++++ The records ++++
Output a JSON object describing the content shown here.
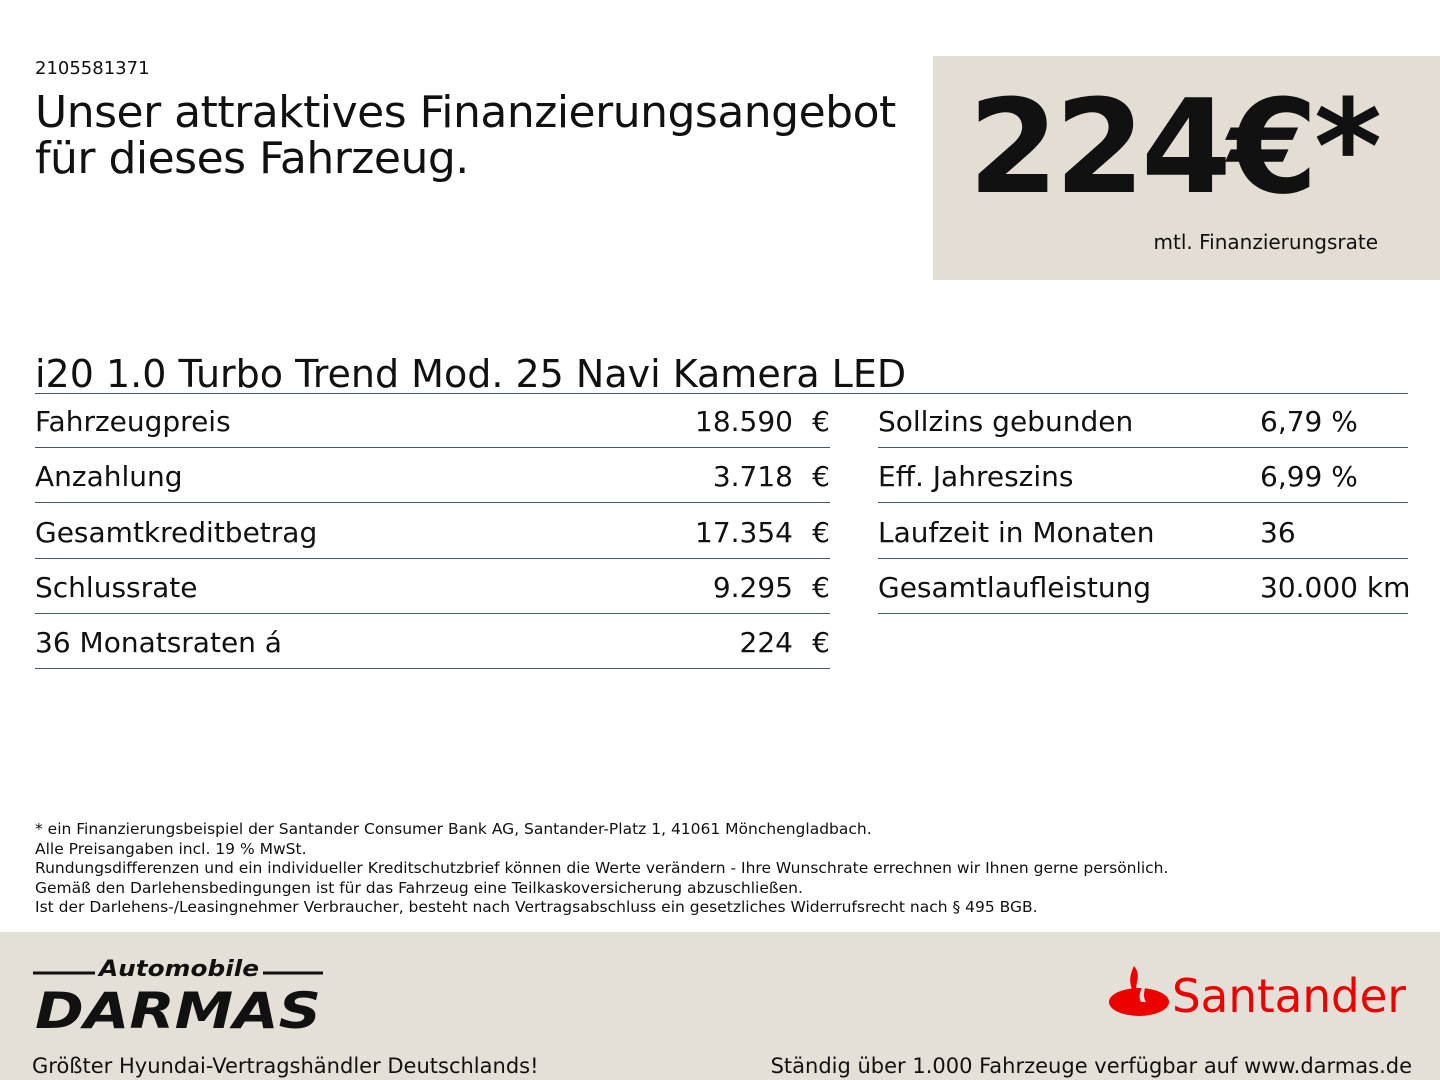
{
  "offer_id": "2105581371",
  "headline": "Unser attraktives Finanzierungsangebot für dieses Fahrzeug.",
  "price": {
    "value": "224€*",
    "label": "mtl. Finanzierungsrate"
  },
  "model": "i20 1.0 Turbo Trend Mod. 25 Navi Kamera LED",
  "left_rows": [
    {
      "label": "Fahrzeugpreis",
      "value": "18.590",
      "currency": "€"
    },
    {
      "label": "Anzahlung",
      "value": "3.718",
      "currency": "€"
    },
    {
      "label": "Gesamtkreditbetrag",
      "value": "17.354",
      "currency": "€"
    },
    {
      "label": "Schlussrate",
      "value": "9.295",
      "currency": "€"
    },
    {
      "label": "36 Monatsraten á",
      "value": "224",
      "currency": "€"
    }
  ],
  "right_rows": [
    {
      "label": "Sollzins gebunden",
      "value": "6,79 %"
    },
    {
      "label": "Eff. Jahreszins",
      "value": "6,99 %"
    },
    {
      "label": "Laufzeit in Monaten",
      "value": "36"
    },
    {
      "label": "Gesamtlaufleistung",
      "value": "30.000 km"
    }
  ],
  "notes": [
    "* ein Finanzierungsbeispiel der Santander Consumer Bank AG, Santander-Platz 1, 41061 Mönchengladbach.",
    "Alle Preisangaben incl. 19 % MwSt.",
    "Rundungsdifferenzen und ein individueller Kreditschutzbrief können die Werte verändern - Ihre Wunschrate errechnen wir Ihnen gerne persönlich.",
    "Gemäß den Darlehensbedingungen ist für das Fahrzeug eine Teilkaskoversicherung abzuschließen.",
    "Ist der Darlehens-/Leasingnehmer Verbraucher, besteht nach Vertragsabschluss ein gesetzliches Widerrufsrecht nach § 495 BGB."
  ],
  "footer": {
    "dealer_logo": {
      "top": "Automobile",
      "main": "DARMAS"
    },
    "bank_logo": "Santander",
    "slogan_left": "Größter Hyundai-Vertragshändler Deutschlands!",
    "slogan_right": "Ständig über 1.000 Fahrzeuge verfügbar auf www.darmas.de"
  },
  "colors": {
    "box_bg": "#e3ddd3",
    "footer_bg": "#e5e0d7",
    "rule": "#3f5a6e",
    "santander_red": "#ec0000"
  }
}
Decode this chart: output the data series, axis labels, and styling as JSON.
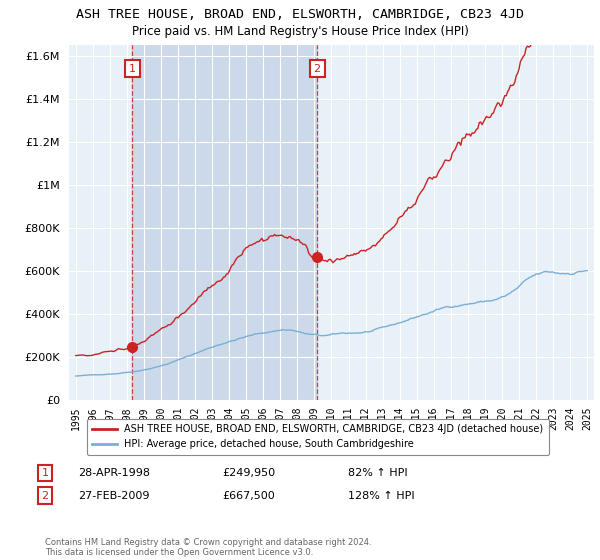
++++
-- What the task requires --
Reproduce every line precisely as given, omitting all pictures.

-- Exercise solution --
Output a JSON object describing the content shown here.
{
  "offer_id": "2105581371",
  "headline": "Unser attraktives Finanzierungsangebot für dieses Fahrzeug.",
  "price": {
    "value": "224€*",
    "label": "mtl. Finanzierungsrate"
  },
  "model": "i20 1.0 Turbo Trend Mod. 25 Navi Kamera LED",
  "left_rows": [
    {
      "label": "Fahrzeugpreis",
      "value": "18.590",
      "currency": "€"
    },
    {
      "label": "Anzahlung",
      "value": "3.718",
      "currency": "€"
    },
    {
      "label": "Gesamtkreditbetrag",
      "value": "17.354",
      "currency": "€"
    },
    {
      "label": "Schlussrate",
      "value": "9.295",
      "currency": "€"
    },
    {
      "label": "36 Monatsraten á",
      "value": "224",
      "currency": "€"
    }
  ],
  "right_rows": [
    {
      "label": "Sollzins gebunden",
      "value": "6,79 %"
    },
    {
      "label": "Eff. Jahreszins",
      "value": "6,99 %"
    },
    {
      "label": "Laufzeit in Monaten",
      "value": "36"
    },
    {
      "label": "Gesamtlaufleistung",
      "value": "30.000 km"
    }
  ],
  "notes": [
    "* ein Finanzierungsbeispiel der Santander Consumer Bank AG, Santander-Platz 1, 41061 Mönchengladbach.",
    "Alle Preisangaben incl. 19 % MwSt.",
    "Rundungsdifferenzen und ein individueller Kreditschutzbrief können die Werte verändern - Ihre Wunschrate errechnen wir Ihnen gerne persönlich.",
    "Gemäß den Darlehensbedingungen ist für das Fahrzeug eine Teilkaskoversicherung abzuschließen.",
    "Ist der Darlehens-/Leasingnehmer Verbraucher, besteht nach Vertragsabschluss ein gesetzliches Widerrufsrecht nach § 495 BGB."
  ],
  "footer": {
    "dealer_logo": {
      "top": "Automobile",
      "main": "DARMAS"
    },
    "bank_logo": "Santander",
    "slogan_left": "Größter Hyundai-Vertragshändler Deutschlands!",
    "slogan_right": "Ständig über 1.000 Fahrzeuge verfügbar auf www.darmas.de"
  },
  "colors": {
    "box_bg": "#e3ddd3",
    "footer_bg": "#e5e0d7",
    "rule": "#3f5a6e",
    "santander_red": "#ec0000"
  }
}
Decode this chart: output the data series, axis labels, and styling as JSON.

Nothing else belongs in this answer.